# Given passage:
::::

Cornhusker Economics July 19, 2017Trade Balances
The fact that the United States has a global trade deficit as well as bilateral trade deficits with particular countries, such as China or Germany, has recently received extensive commentary in the news (see Irwin 2016, Constable 2017, Goodman 2017). The balance of trade is the difference between the value of a country’s imports of goods and services and the value of its exports and can be either negative (deficit) or positive (surplus). Trade balances between two countries are actually of little economic interest as countries always have trade surpluses with some countries while having trade deficits with others. The overall trade balance will be equal to the summation of these bilateral balances.
Bilateral merchandise (goods) trade balances in 2016 for the United States and 18 of its primary trading partners are shown in Table 1. While most of these bilateral balances are negative, the United States recorded significant trade surpluses with countries such as the Netherlands, Hong Kong, and Belgium. Almost half the overall merchandise trade deficit in 2016 was accounted for by trade with China. Merchandise trade is only part of the story, however, as there is growing trade in services and the United States consistently has a surplus in its services trade (Table 2).
Much of the commentary on the U.S. trade deficit is based on the belief that trade deficits are bad, while trade surpluses are good. The idea that a country should run a trade surplus with individual countries or with the rest of the world collectively is derived from an old doctrine known as mercantilism. According to this doctrine, countries should work to limit imports and expand exports so as to generate an inflow of gold and foreign currencies (known collectively as foreign exchange). Because it would be impossible for all countries to have trade surpluses, this doctrine sets trade up to be a kind of warfare as everyone tries to sell more abroad while limiting expenditures on foreign goods. Theoretical and empirical economic analyses show that warfare is an inappropriate metaphor for trade which almost always generates mutually beneficial gains. Early classical economists such as Adam Smith and David Ricardo demonstrated that mercantilism is economically incoherent over 200 years ago but mercantilist attitudes persist as evidenced by the current debates about the U.S. trade deficit. It should be noted that foreign exchange can only be used for one thing: to buy foreign articles, that is, to import goods, services, or foreign assets.

::::

# Work instructions:
[A] Write out, word for word, the section of the trade balances passage that opens with the words containing "Cornhusker Economics July" and closes with "these bilateral balances.".
[B] Extend the passage on U.S. trade balances, picking up after its final sentence.

Layout records
::::

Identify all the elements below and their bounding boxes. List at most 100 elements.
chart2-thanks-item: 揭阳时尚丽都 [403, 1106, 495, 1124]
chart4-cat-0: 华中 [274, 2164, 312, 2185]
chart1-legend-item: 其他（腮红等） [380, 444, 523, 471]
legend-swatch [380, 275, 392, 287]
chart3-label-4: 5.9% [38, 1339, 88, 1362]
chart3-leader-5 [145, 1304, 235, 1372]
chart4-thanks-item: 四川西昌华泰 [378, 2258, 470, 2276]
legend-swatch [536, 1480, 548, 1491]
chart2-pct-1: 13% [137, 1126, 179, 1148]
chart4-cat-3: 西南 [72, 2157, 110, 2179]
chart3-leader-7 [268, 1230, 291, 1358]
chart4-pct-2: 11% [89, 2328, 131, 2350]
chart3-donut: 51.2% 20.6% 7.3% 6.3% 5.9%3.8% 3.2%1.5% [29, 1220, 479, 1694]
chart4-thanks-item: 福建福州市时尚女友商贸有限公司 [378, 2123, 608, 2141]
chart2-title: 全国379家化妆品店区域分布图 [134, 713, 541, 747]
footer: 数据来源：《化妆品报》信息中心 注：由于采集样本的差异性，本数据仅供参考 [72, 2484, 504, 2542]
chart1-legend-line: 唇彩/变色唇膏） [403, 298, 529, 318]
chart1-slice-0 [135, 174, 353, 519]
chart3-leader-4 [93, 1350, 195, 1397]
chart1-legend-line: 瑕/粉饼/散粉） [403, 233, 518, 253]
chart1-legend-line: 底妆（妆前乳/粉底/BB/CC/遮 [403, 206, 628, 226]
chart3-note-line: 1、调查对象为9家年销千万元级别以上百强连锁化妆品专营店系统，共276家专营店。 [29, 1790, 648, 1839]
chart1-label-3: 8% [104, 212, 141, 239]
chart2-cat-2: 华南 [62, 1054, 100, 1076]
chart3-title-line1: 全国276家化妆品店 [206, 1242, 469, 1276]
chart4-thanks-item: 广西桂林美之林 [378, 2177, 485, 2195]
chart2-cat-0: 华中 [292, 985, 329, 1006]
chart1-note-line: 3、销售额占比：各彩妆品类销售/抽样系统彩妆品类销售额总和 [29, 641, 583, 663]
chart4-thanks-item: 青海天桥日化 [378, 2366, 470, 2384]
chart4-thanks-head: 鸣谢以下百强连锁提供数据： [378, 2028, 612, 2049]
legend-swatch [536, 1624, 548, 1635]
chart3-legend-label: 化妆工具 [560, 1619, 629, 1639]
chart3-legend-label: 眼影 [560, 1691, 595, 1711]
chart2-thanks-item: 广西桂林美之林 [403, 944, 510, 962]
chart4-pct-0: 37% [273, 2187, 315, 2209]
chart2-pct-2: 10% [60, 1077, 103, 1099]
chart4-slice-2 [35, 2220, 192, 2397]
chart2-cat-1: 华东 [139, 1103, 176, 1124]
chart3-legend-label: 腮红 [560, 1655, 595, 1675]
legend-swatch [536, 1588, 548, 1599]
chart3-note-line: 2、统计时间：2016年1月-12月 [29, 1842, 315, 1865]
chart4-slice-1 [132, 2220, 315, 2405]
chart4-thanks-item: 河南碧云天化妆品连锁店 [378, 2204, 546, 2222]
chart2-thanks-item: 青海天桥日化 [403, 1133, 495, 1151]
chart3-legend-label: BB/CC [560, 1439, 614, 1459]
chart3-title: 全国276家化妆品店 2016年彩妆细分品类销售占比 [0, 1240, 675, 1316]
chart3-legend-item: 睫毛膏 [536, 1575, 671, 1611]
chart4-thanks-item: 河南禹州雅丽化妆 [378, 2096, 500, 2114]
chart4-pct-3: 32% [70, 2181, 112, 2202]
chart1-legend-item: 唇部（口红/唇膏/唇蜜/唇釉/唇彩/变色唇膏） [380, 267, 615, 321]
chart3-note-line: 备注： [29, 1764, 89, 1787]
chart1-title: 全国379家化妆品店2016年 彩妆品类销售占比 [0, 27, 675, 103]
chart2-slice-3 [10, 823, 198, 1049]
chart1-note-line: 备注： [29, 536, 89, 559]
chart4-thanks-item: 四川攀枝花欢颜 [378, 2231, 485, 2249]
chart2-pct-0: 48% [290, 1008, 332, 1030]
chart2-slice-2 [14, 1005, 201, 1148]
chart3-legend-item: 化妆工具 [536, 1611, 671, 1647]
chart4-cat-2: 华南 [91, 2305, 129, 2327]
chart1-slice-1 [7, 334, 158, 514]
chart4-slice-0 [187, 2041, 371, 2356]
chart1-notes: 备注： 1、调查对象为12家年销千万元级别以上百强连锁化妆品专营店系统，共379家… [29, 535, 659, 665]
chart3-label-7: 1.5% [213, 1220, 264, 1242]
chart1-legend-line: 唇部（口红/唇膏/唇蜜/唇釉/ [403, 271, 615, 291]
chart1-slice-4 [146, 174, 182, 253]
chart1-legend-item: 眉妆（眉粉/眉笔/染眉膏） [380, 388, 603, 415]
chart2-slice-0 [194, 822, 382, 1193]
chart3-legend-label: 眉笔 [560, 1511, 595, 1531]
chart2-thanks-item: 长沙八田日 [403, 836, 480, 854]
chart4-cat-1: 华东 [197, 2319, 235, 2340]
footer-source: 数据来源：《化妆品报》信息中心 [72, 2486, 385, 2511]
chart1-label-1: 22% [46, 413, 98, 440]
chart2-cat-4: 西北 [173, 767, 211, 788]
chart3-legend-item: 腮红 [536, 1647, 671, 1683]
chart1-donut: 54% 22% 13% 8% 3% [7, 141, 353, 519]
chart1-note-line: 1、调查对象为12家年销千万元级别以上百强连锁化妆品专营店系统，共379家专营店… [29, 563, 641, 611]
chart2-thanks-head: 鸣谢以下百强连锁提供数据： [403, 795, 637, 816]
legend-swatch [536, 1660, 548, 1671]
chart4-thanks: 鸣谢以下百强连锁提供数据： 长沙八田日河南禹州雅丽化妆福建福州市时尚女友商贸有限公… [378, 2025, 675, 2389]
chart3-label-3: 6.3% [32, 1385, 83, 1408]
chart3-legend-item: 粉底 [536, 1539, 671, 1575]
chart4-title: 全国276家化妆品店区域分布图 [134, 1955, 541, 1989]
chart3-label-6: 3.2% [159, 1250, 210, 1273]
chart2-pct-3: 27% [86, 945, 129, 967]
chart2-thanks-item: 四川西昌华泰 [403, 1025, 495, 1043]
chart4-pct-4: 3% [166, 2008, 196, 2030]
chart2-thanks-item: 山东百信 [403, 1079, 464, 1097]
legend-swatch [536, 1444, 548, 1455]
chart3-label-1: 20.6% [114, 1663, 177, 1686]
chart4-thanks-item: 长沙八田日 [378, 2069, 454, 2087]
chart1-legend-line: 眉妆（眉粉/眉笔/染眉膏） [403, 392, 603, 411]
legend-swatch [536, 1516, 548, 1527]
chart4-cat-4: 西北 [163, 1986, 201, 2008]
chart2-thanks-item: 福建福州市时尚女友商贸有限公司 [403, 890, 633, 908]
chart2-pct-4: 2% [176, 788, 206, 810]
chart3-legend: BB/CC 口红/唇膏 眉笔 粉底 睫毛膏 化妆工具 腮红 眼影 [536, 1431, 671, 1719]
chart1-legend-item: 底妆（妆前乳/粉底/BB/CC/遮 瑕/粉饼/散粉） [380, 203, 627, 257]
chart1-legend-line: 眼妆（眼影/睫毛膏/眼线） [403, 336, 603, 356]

::::

# The results:
[A]
Cornhusker Economics July 19, 2017Trade Balances
The fact that the United States has a global trade deficit as well as bilateral trade deficits with particular countries, such as China or Germany, has recently received extensive commentary in the news (see Irwin 2016, Constable 2017, Goodman 2017). The balance of trade is the difference between the value of a country’s imports of goods and services and the value of its exports and can be either negative (deficit) or positive (surplus). Trade balances between two countries are actually of little economic interest as countries always have trade surpluses with some countries while having trade deficits with others. The overall trade balance will be equal to the summation of these bilateral balances.

[B]
Those who worry about trade deficits appear to believe that they have a negative effect on the national economy. We calculated correlation coefficients between the real U.S. trade balance and the unemployment rate, the size of the real GDP, and economic growth over the period 1960 to 2015 and found no significant correlations. Trade deficits result from a complex set of economic forces including domestic savings and investment and both foreign and domestic economic policies. The balance of payments accounts shows the overall economic situation of a country with respect to the rest of the world. In addition to exports and imports of goods and services, the balance of payments includes net income from foreign sources and financial flows made up of direct and portfolio (stock market) investments and other financial flows. As shown in Table 2, the large U.S. trade deficit is mostly offset by financial inflows while the large Chinese and German trade surpluses are offset by negative financial flows. Negative overall balances are financed by drawing down foreign exchange reserves, while surpluses add to the reserve holdings. The figures shown in Table 2 reflect abridged versions of the balance of payments that exclude certain details for expository simplicity. The true overall balances in the three countries differ slightly from the figures in Table 2 because of errors and omissions. In 2016, the United States actually added about $2 billion to its reserve holdings.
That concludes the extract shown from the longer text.